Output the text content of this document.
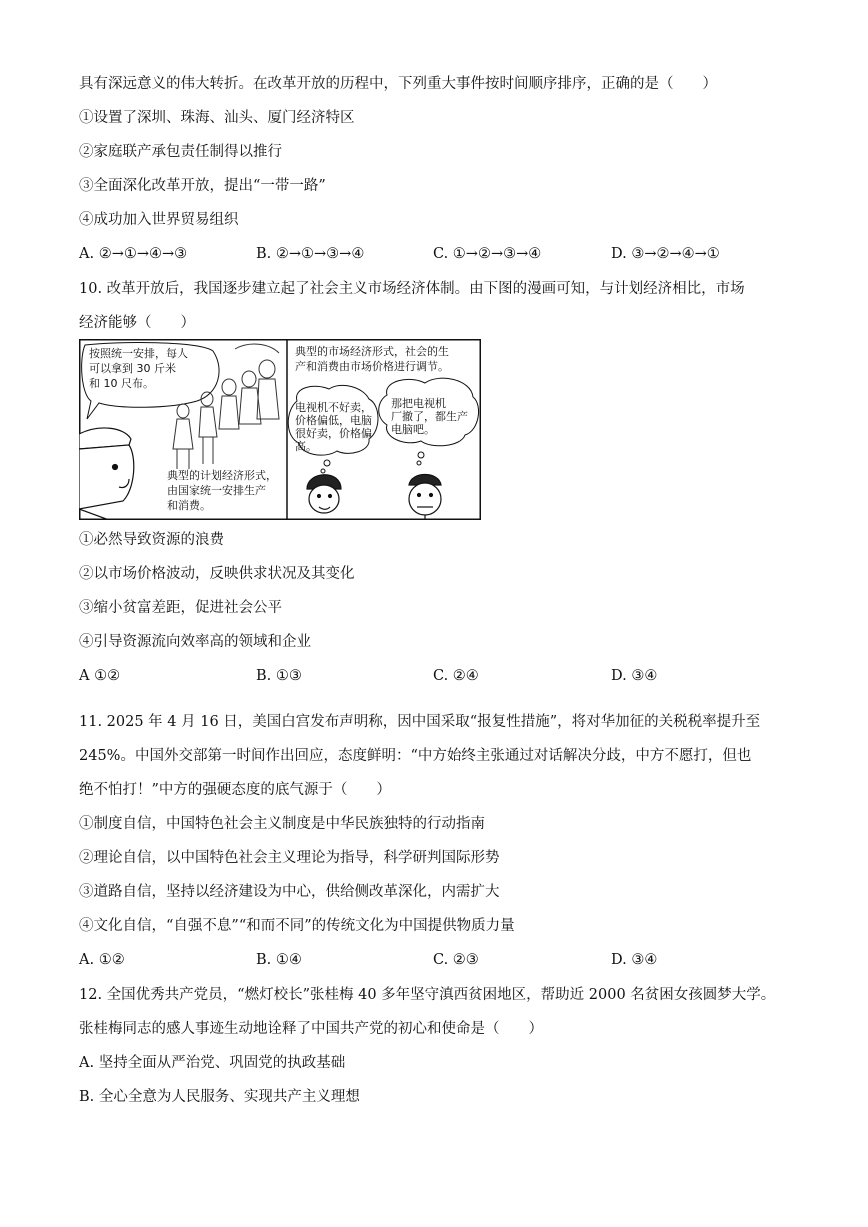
具有深远意义的伟大转折。在改革开放的历程中，下列重大事件按时间顺序排序，正确的是（　　）
①设置了深圳、珠海、汕头、厦门经济特区
②家庭联产承包责任制得以推行
③全面深化改革开放，提出“一带一路”
④成功加入世界贸易组织
A. ②→①→④→③	B. ②→①→③→④	C. ①→②→③→④	D. ③→②→④→①
10. 改革开放后，我国逐步建立起了社会主义市场经济体制。由下图的漫画可知，与计划经济相比，市场
经济能够（　　）
按照统一安排，每人
可以拿到 30 斤米
和 10 尺布。
典型的计划经济形式，
由国家统一安排生产
和消费。
典型的市场经济形式，社会的生
产和消费由市场价格进行调节。
电视机不好卖，
价格偏低，电脑
很好卖，价格偏
高。
那把电视机
厂撤了，都生产
电脑吧。
①必然导致资源的浪费
②以市场价格波动，反映供求状况及其变化
③缩小贫富差距，促进社会公平
④引导资源流向效率高的领域和企业
A ①②	B. ①③	C. ②④	D. ③④
11. 2025 年 4 月 16 日，美国白宫发布声明称，因中国采取“报复性措施”，将对华加征的关税税率提升至
245%。中国外交部第一时间作出回应，态度鲜明：“中方始终主张通过对话解决分歧，中方不愿打，但也
绝不怕打！”中方的强硬态度的底气源于（　　）
①制度自信，中国特色社会主义制度是中华民族独特的行动指南
②理论自信，以中国特色社会主义理论为指导，科学研判国际形势
③道路自信，坚持以经济建设为中心，供给侧改革深化，内需扩大
④文化自信，“自强不息”“和而不同”的传统文化为中国提供物质力量
A. ①②	B. ①④	C. ②③	D. ③④
12. 全国优秀共产党员，“燃灯校长”张桂梅 40 多年坚守滇西贫困地区，帮助近 2000 名贫困女孩圆梦大学。
张桂梅同志的感人事迹生动地诠释了中国共产党的初心和使命是（　　）
A. 坚持全面从严治党、巩固党的执政基础
B. 全心全意为人民服务、实现共产主义理想
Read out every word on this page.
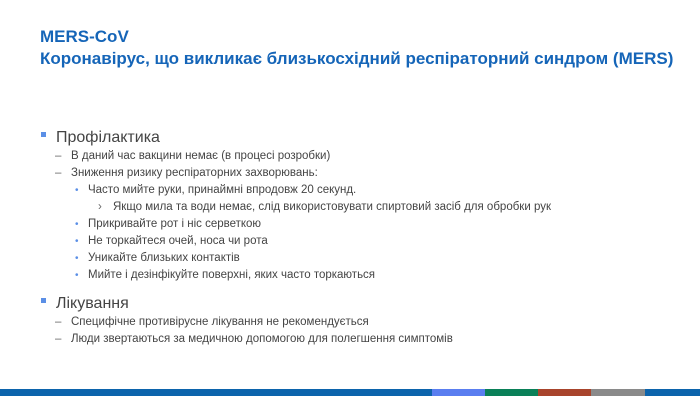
MERS-CoV
Коронавірус, що викликає близькосхідний респіраторний синдром (MERS)
Профілактика
– В даний час вакцини немає (в процесі розробки)
– Зниження ризику респіраторних захворювань:
• Часто мийте руки, принаймні впродовж 20 секунд.
› Якщо мила та води немає, слід використовувати спиртовий засіб для обробки рук
• Прикривайте рот і ніс серветкою
• Не торкайтеся очей, носа чи рота
• Уникайте близьких контактів
• Мийте і дезінфікуйте поверхні, яких часто торкаються
Лікування
– Специфічне противірусне лікування не рекомендується
– Люди звертаються за медичною допомогою для полегшення симптомів
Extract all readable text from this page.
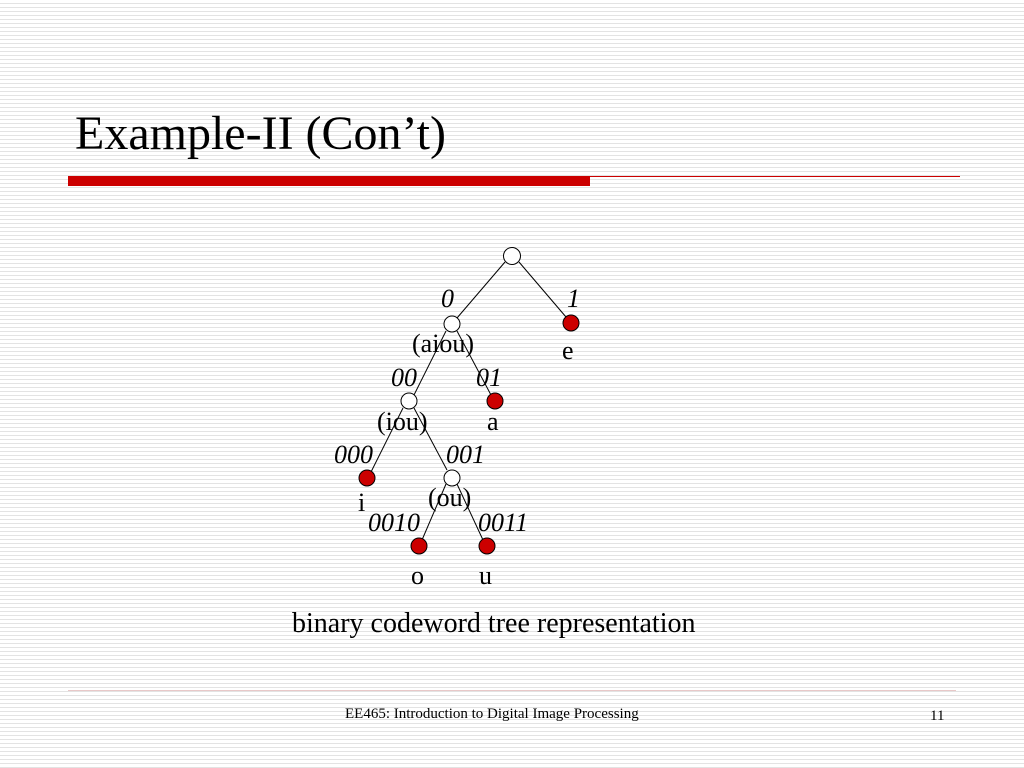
Example-II (Con’t)
0	1
00 01
000	001
0010 0011
(aiou)
(iou)
(ou)
e
a
i
o u
binary codeword tree representation
EE465: Introduction to Digital Image Processing	11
☆ ☆ ☆ ☆ ☆ ☆ ☆
**What to work on**.
Give the number of lines in the entries that include the string "this", and nothing more.

**Exercise output**.
3